Request:
Where the string "provede" occurs in the material below, report the whole line.

=======

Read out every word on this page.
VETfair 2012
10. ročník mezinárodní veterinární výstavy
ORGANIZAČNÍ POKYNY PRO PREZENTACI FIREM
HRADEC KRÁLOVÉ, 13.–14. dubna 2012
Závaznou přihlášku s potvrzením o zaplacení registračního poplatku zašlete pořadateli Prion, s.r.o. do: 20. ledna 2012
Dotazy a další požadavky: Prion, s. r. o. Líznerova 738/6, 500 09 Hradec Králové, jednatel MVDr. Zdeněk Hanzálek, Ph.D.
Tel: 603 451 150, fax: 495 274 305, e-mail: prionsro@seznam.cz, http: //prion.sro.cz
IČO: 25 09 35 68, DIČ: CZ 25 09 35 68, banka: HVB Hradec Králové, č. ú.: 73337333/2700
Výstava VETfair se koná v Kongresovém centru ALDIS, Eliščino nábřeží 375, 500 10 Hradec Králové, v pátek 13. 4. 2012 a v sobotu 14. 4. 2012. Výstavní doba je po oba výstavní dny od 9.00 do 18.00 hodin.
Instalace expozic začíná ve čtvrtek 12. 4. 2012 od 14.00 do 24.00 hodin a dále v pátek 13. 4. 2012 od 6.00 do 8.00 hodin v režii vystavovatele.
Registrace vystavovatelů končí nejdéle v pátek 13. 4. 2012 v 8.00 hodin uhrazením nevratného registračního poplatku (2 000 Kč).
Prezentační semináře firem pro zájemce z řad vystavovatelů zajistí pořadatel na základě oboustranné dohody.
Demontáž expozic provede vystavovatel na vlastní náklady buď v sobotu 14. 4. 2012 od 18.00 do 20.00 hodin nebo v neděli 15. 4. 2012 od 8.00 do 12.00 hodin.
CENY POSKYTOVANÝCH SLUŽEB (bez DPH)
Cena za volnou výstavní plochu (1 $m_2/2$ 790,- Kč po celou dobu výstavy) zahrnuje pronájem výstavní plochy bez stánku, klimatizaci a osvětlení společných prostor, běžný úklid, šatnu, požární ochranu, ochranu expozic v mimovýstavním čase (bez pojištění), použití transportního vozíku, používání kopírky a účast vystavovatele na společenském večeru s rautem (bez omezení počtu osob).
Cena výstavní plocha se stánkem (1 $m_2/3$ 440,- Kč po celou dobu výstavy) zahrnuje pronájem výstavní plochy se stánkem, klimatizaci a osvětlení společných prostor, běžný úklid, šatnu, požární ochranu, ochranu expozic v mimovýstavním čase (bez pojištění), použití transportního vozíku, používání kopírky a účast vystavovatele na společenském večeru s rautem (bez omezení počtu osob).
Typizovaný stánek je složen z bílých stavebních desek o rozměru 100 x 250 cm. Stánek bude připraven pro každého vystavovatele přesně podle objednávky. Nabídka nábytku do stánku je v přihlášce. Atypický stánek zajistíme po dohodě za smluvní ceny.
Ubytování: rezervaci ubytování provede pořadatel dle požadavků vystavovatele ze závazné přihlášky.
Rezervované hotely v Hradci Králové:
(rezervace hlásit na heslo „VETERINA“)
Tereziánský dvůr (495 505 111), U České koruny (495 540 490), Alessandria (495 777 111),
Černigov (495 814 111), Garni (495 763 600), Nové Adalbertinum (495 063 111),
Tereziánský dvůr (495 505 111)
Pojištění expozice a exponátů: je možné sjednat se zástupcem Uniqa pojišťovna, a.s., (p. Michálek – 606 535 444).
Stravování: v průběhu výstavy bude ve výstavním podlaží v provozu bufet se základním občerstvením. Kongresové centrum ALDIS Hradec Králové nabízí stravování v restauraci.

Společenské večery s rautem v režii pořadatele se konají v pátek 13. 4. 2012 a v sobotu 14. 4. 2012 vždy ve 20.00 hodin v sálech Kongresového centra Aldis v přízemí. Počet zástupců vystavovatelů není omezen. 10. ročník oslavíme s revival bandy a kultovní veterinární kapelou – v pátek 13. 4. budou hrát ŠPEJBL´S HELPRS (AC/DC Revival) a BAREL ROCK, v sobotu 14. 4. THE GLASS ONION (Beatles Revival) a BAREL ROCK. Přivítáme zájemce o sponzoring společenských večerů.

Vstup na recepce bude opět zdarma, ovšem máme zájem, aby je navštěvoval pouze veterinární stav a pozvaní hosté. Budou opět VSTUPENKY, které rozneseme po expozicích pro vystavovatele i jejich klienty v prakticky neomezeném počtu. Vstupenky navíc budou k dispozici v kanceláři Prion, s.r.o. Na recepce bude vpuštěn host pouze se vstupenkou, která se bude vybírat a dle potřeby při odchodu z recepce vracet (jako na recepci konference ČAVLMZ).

=======

Reply:
Demontáž expozic provede vystavovatel na vlastní náklady buď v sobotu 14. 4. 2012 od 18.00 do 20.00 hodin nebo v neděli 15. 4. 2012 od 8.00 do 12.00 hodin.
Ubytování: rezervaci ubytování provede pořadatel dle požadavků vystavovatele ze závazné přihlášky.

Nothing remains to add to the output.